• [Stated task] Find every line in the records that holds the string "screenshot". Copy each one.

• [Data listing]
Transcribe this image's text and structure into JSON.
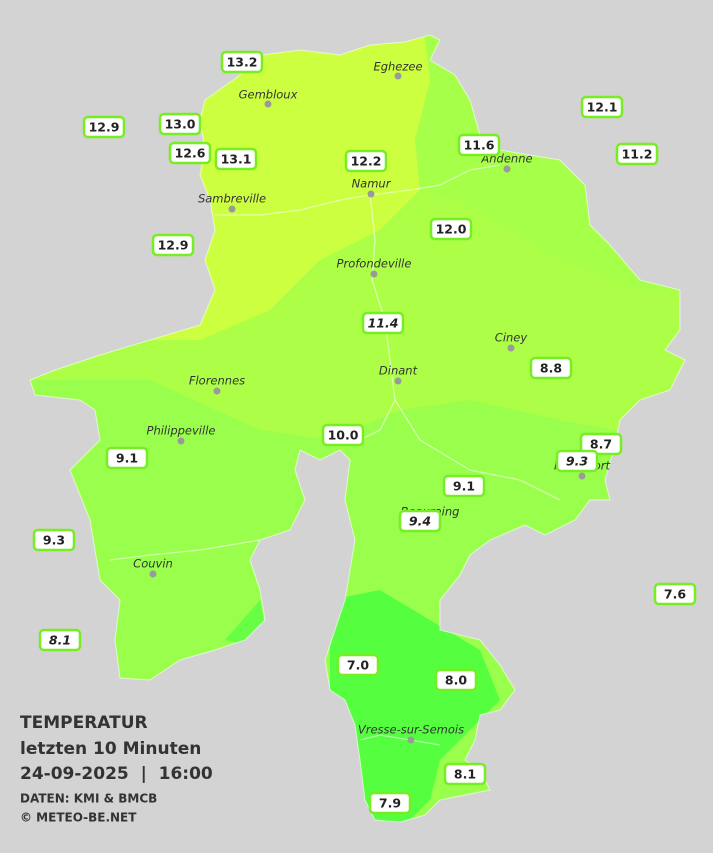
{
  "title": {
    "heading": "TEMPERATUR",
    "subtitle": "letzten 10 Minuten",
    "datetime": "24-09-2025  |  16:00",
    "source": "DATEN: KMI & BMCB",
    "credit": "© METEO-BE.NET"
  },
  "towns": [
    {
      "name": "Eghezee"
    },
    {
      "name": "Gembloux"
    },
    {
      "name": "Andenne"
    },
    {
      "name": "Namur"
    },
    {
      "name": "Sambreville"
    },
    {
      "name": "Profondeville"
    },
    {
      "name": "Ciney"
    },
    {
      "name": "Dinant"
    },
    {
      "name": "Florennes"
    },
    {
      "name": "Philippeville"
    },
    {
      "name": "Rochefort"
    },
    {
      "name": "Beauraing"
    },
    {
      "name": "Couvin"
    },
    {
      "name": "Vresse-sur-Semois"
    }
  ],
  "stations": [
    {
      "label": "13.2"
    },
    {
      "label": "12.9"
    },
    {
      "label": "13.0"
    },
    {
      "label": "12.6"
    },
    {
      "label": "13.1"
    },
    {
      "label": "12.2"
    },
    {
      "label": "11.6"
    },
    {
      "label": "12.1"
    },
    {
      "label": "11.2"
    },
    {
      "label": "12.9"
    },
    {
      "label": "12.0"
    },
    {
      "label": "11.4"
    },
    {
      "label": "8.8"
    },
    {
      "label": "10.0"
    },
    {
      "label": "8.7"
    },
    {
      "label": "9.3"
    },
    {
      "label": "9.1"
    },
    {
      "label": "9.1"
    },
    {
      "label": "9.4"
    },
    {
      "label": "9.3"
    },
    {
      "label": "7.6"
    },
    {
      "label": "8.1"
    },
    {
      "label": "7.0"
    },
    {
      "label": "8.0"
    },
    {
      "label": "8.1"
    },
    {
      "label": "7.9"
    }
  ]
}
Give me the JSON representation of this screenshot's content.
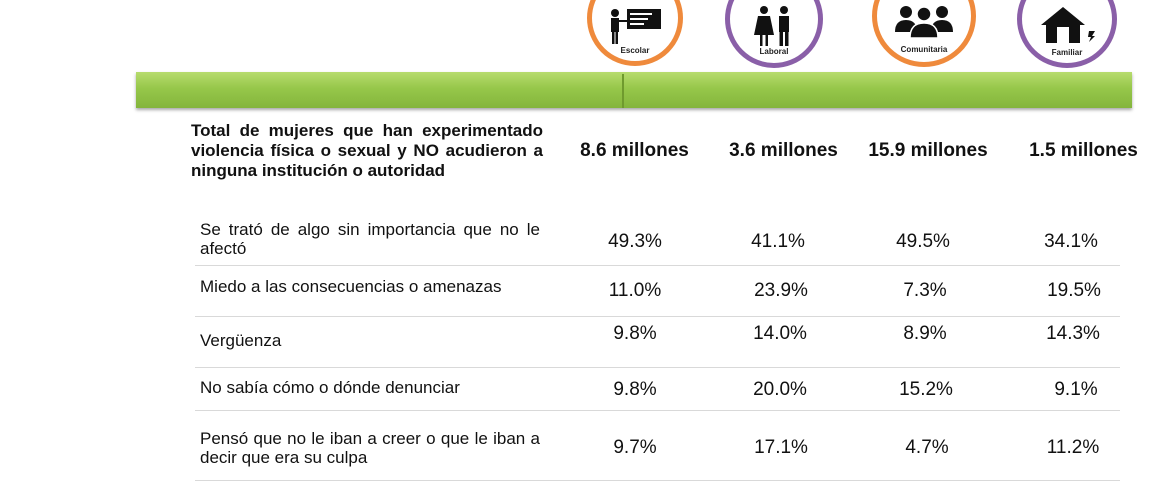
{
  "icons": [
    {
      "name": "escolar",
      "label": "Escolar",
      "color": "#ef8a3c",
      "icon": "teacher-board-icon"
    },
    {
      "name": "laboral",
      "label": "Laboral",
      "color": "#8a5fa8",
      "icon": "couple-icon"
    },
    {
      "name": "comunitaria",
      "label": "Comunitaria",
      "color": "#ef8a3c",
      "icon": "group-people-icon"
    },
    {
      "name": "familiar",
      "label": "Familiar",
      "color": "#8a5fa8",
      "icon": "house-icon"
    }
  ],
  "accent_green": "#96c74a",
  "header": {
    "label": "Total de mujeres que han experimentado violencia física o sexual y NO acudieron a ninguna institución o autoridad",
    "totals": [
      "8.6 millones",
      "3.6 millones",
      "15.9 millones",
      "1.5 millones"
    ]
  },
  "rows": [
    {
      "label": "Se trató de algo sin importancia que no le afectó",
      "values": [
        "49.3%",
        "41.1%",
        "49.5%",
        "34.1%"
      ]
    },
    {
      "label": "Miedo a las consecuencias o amenazas",
      "values": [
        "11.0%",
        "23.9%",
        "7.3%",
        "19.5%"
      ]
    },
    {
      "label": "Vergüenza",
      "values": [
        "9.8%",
        "14.0%",
        "8.9%",
        "14.3%"
      ]
    },
    {
      "label": "No sabía cómo o dónde denunciar",
      "values": [
        "9.8%",
        "20.0%",
        "15.2%",
        "9.1%"
      ]
    },
    {
      "label": "Pensó que no le iban a creer o que le iban a decir que era su culpa",
      "values": [
        "9.7%",
        "17.1%",
        "4.7%",
        "11.2%"
      ]
    }
  ]
}
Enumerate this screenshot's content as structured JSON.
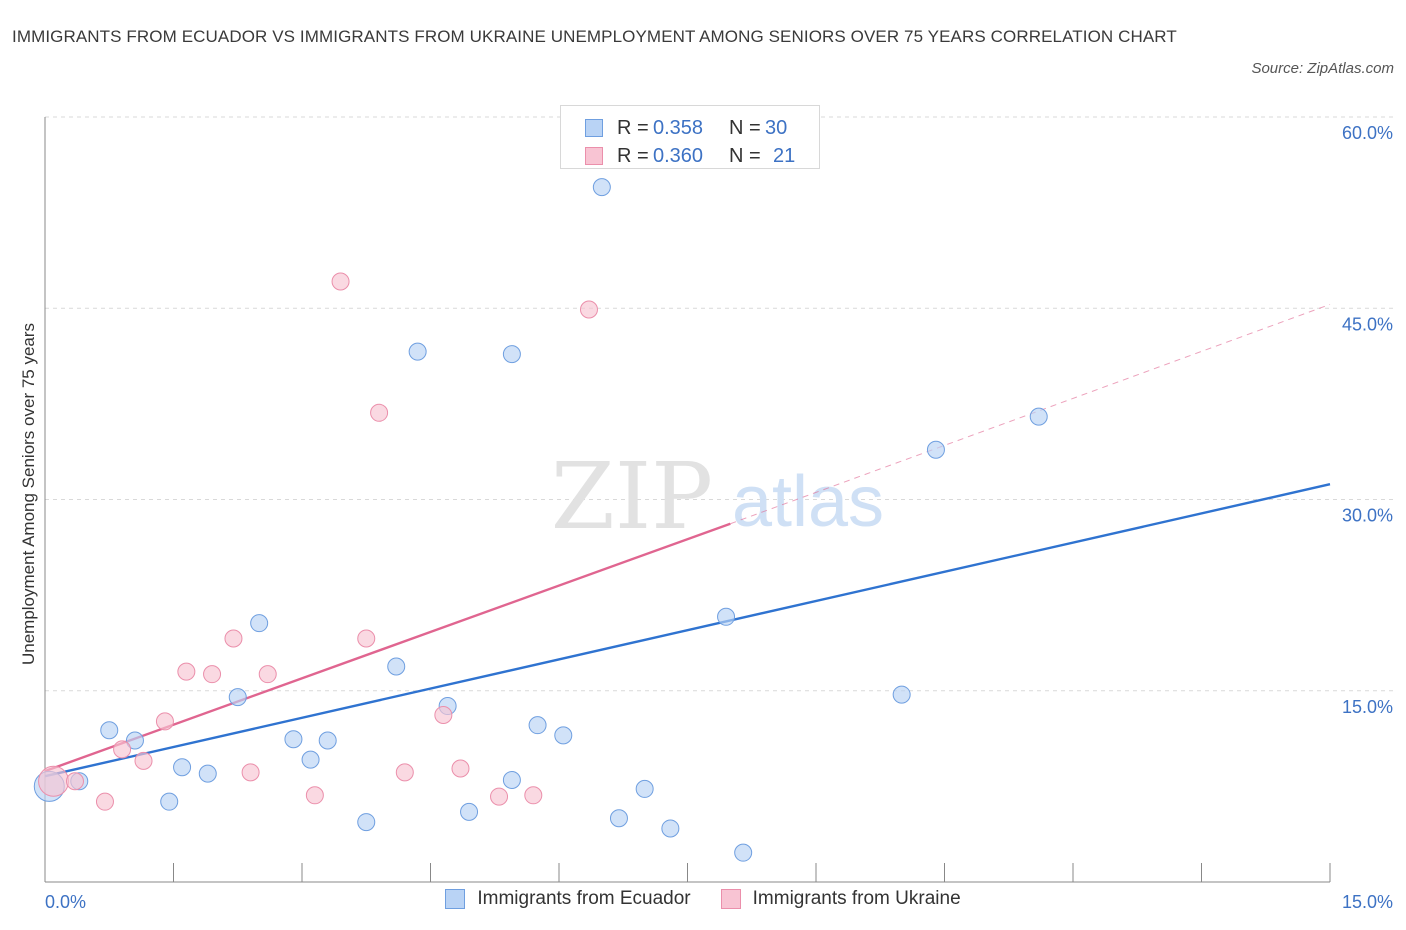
{
  "header": {
    "title": "IMMIGRANTS FROM ECUADOR VS IMMIGRANTS FROM UKRAINE UNEMPLOYMENT AMONG SENIORS OVER 75 YEARS CORRELATION CHART",
    "source": "Source: ZipAtlas.com"
  },
  "colors": {
    "ecuador_fill": "#b9d3f5",
    "ecuador_stroke": "#6f9fe0",
    "ecuador_line": "#2f73d0",
    "ukraine_fill": "#f8c4d3",
    "ukraine_stroke": "#eb8fab",
    "ukraine_line": "#e06590",
    "tick_label": "#3d72c4",
    "grid": "#d9d9d9"
  },
  "legend_top": {
    "r_label": "R =",
    "n_label": "N =",
    "ecuador": {
      "r": "0.358",
      "n": "30"
    },
    "ukraine": {
      "r": "0.360",
      "n": "21"
    }
  },
  "watermark": {
    "zip": "ZIP",
    "atlas": "atlas"
  },
  "chart_data": {
    "type": "scatter",
    "title": "Immigrants from Ecuador vs Immigrants from Ukraine Unemployment Among Seniors over 75 years Correlation Chart",
    "xlabel": "",
    "ylabel": "Unemployment Among Seniors over 75 years",
    "xlim": [
      0,
      15
    ],
    "ylim": [
      0,
      60
    ],
    "x_tick_labels": [
      "0.0%",
      "15.0%"
    ],
    "y_ticks": [
      15,
      30,
      45,
      60
    ],
    "y_tick_labels": [
      "15.0%",
      "30.0%",
      "45.0%",
      "60.0%"
    ],
    "grid": true,
    "series": [
      {
        "name": "Immigrants from Ecuador",
        "points": [
          [
            0.05,
            7.5
          ],
          [
            0.4,
            7.9
          ],
          [
            0.75,
            11.9
          ],
          [
            1.05,
            11.1
          ],
          [
            1.45,
            6.3
          ],
          [
            1.6,
            9.0
          ],
          [
            1.9,
            8.5
          ],
          [
            2.25,
            14.5
          ],
          [
            2.5,
            20.3
          ],
          [
            2.9,
            11.2
          ],
          [
            3.1,
            9.6
          ],
          [
            3.3,
            11.1
          ],
          [
            3.75,
            4.7
          ],
          [
            4.1,
            16.9
          ],
          [
            4.35,
            41.6
          ],
          [
            4.7,
            13.8
          ],
          [
            4.95,
            5.5
          ],
          [
            5.45,
            8.0
          ],
          [
            5.45,
            41.4
          ],
          [
            5.75,
            12.3
          ],
          [
            6.05,
            11.5
          ],
          [
            6.5,
            54.5
          ],
          [
            6.7,
            5.0
          ],
          [
            7.0,
            7.3
          ],
          [
            7.3,
            4.2
          ],
          [
            7.95,
            20.8
          ],
          [
            8.15,
            2.3
          ],
          [
            10.0,
            14.7
          ],
          [
            10.4,
            33.9
          ],
          [
            11.6,
            36.5
          ]
        ]
      },
      {
        "name": "Immigrants from Ukraine",
        "points": [
          [
            0.1,
            7.9
          ],
          [
            0.35,
            7.9
          ],
          [
            0.7,
            6.3
          ],
          [
            0.9,
            10.4
          ],
          [
            1.15,
            9.5
          ],
          [
            1.4,
            12.6
          ],
          [
            1.65,
            16.5
          ],
          [
            1.95,
            16.3
          ],
          [
            2.2,
            19.1
          ],
          [
            2.4,
            8.6
          ],
          [
            2.6,
            16.3
          ],
          [
            3.15,
            6.8
          ],
          [
            3.45,
            47.1
          ],
          [
            3.75,
            19.1
          ],
          [
            3.9,
            36.8
          ],
          [
            4.2,
            8.6
          ],
          [
            4.65,
            13.1
          ],
          [
            4.85,
            8.9
          ],
          [
            5.3,
            6.7
          ],
          [
            5.7,
            6.8
          ],
          [
            6.35,
            44.9
          ]
        ]
      }
    ],
    "trendlines": [
      {
        "series": "Immigrants from Ecuador",
        "x0": 0,
        "y0": 8.3,
        "x1": 15,
        "y1": 31.2
      },
      {
        "series": "Immigrants from Ukraine",
        "x0": 0,
        "y0": 8.7,
        "x1": 8.0,
        "y1": 28.1,
        "dashed_to_x": 15,
        "dashed_to_y": 45.3
      }
    ]
  },
  "bottom_legend": {
    "ecuador_label": "Immigrants from Ecuador",
    "ukraine_label": "Immigrants from Ukraine"
  }
}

• [Solution for this problem]
Give me the JSON representation of this screenshot's content.
Enumerate this screenshot's content as structured JSON.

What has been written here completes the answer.